_Do this_. Locate and copy all lines bearing the word "structure".

[Figure collection entries]
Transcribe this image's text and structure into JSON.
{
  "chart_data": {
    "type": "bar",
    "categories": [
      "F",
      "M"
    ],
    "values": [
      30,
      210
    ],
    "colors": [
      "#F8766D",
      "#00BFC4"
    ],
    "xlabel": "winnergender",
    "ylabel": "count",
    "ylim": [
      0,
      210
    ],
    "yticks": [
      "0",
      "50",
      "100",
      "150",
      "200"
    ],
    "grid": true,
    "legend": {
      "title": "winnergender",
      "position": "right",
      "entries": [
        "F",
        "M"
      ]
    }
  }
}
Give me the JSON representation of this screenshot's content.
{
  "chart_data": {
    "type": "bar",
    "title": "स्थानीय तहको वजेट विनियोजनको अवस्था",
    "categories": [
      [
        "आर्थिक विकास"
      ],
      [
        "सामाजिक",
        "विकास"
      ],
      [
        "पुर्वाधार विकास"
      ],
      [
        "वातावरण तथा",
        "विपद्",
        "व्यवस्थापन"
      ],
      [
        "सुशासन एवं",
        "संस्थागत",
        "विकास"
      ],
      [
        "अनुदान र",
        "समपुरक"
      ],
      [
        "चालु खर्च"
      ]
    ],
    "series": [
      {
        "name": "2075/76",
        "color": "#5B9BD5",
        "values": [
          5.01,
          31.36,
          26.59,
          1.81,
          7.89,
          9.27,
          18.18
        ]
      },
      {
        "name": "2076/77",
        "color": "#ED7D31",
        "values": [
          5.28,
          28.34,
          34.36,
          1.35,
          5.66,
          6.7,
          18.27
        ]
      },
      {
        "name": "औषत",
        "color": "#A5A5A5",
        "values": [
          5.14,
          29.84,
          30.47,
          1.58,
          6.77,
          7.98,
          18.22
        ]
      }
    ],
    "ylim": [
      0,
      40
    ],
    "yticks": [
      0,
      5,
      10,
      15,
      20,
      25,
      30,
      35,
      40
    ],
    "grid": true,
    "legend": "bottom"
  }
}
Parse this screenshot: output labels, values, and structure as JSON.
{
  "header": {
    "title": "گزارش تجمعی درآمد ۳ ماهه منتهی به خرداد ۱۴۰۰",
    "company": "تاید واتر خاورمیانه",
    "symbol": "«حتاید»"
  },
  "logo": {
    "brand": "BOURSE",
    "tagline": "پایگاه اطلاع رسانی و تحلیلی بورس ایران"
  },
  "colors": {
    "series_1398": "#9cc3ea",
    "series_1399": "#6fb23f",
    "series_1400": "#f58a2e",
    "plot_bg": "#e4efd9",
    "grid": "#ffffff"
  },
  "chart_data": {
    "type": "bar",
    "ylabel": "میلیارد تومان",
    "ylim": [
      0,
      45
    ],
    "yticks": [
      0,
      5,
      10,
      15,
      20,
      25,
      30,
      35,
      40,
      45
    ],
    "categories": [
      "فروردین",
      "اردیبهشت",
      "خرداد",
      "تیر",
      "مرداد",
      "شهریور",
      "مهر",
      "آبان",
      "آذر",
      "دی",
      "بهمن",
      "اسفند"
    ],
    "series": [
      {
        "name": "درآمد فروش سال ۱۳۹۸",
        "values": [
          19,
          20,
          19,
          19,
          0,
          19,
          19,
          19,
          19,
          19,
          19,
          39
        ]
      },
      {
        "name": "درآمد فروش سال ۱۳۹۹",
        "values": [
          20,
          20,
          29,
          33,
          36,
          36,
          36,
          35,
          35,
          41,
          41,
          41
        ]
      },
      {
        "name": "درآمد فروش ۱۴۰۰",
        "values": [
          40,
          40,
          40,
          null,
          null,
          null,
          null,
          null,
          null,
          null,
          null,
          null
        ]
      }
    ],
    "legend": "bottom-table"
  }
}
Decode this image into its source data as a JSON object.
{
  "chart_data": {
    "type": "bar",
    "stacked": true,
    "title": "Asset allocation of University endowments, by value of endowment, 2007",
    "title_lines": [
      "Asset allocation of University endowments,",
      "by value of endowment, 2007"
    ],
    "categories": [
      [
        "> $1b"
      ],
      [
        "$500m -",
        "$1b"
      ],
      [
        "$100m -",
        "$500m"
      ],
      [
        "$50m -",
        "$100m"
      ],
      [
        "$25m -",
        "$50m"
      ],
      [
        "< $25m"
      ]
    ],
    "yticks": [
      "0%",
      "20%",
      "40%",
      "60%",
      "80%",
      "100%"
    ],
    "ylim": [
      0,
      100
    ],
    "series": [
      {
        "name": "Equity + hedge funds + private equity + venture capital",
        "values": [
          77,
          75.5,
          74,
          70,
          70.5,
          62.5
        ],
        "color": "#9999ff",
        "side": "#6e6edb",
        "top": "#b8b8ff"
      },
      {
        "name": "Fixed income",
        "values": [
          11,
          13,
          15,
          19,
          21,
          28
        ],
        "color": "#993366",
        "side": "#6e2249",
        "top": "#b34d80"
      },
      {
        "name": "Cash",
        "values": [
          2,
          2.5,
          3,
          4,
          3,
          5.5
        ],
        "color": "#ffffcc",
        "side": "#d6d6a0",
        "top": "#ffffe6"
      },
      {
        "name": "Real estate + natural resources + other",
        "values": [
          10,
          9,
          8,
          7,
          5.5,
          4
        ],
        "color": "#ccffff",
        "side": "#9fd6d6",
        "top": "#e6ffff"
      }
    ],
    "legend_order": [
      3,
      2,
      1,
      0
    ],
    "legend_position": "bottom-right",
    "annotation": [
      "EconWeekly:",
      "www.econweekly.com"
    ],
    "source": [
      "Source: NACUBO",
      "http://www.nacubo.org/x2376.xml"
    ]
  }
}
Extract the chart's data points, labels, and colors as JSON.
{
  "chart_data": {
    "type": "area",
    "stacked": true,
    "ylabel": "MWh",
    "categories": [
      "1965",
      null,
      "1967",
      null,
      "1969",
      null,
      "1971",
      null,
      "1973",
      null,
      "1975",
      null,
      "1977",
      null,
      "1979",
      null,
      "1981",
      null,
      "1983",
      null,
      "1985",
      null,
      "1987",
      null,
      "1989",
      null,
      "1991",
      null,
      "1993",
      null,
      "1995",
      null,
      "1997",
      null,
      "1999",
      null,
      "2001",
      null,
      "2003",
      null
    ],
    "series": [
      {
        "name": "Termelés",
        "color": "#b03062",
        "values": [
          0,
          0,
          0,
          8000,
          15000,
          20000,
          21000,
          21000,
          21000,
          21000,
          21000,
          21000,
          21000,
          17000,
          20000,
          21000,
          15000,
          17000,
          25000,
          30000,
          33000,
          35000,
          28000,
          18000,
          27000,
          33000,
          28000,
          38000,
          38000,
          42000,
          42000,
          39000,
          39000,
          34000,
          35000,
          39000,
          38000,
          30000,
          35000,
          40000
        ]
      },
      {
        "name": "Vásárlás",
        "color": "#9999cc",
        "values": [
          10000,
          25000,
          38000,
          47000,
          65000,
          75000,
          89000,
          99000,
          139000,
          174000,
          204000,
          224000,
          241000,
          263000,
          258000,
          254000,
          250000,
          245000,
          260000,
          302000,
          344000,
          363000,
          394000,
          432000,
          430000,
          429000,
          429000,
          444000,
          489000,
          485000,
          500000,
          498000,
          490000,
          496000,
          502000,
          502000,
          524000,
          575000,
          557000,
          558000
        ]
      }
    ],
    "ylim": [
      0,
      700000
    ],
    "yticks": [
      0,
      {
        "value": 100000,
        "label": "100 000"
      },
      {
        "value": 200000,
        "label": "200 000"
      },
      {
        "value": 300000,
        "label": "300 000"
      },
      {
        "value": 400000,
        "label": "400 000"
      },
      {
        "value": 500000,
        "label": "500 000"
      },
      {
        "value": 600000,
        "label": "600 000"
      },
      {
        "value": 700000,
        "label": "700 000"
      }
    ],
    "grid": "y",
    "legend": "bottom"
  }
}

_Solution to the exercise_.
Transcribe this image's text and structure into JSON.
Parse this screenshot: output labels, values, and structure as JSON.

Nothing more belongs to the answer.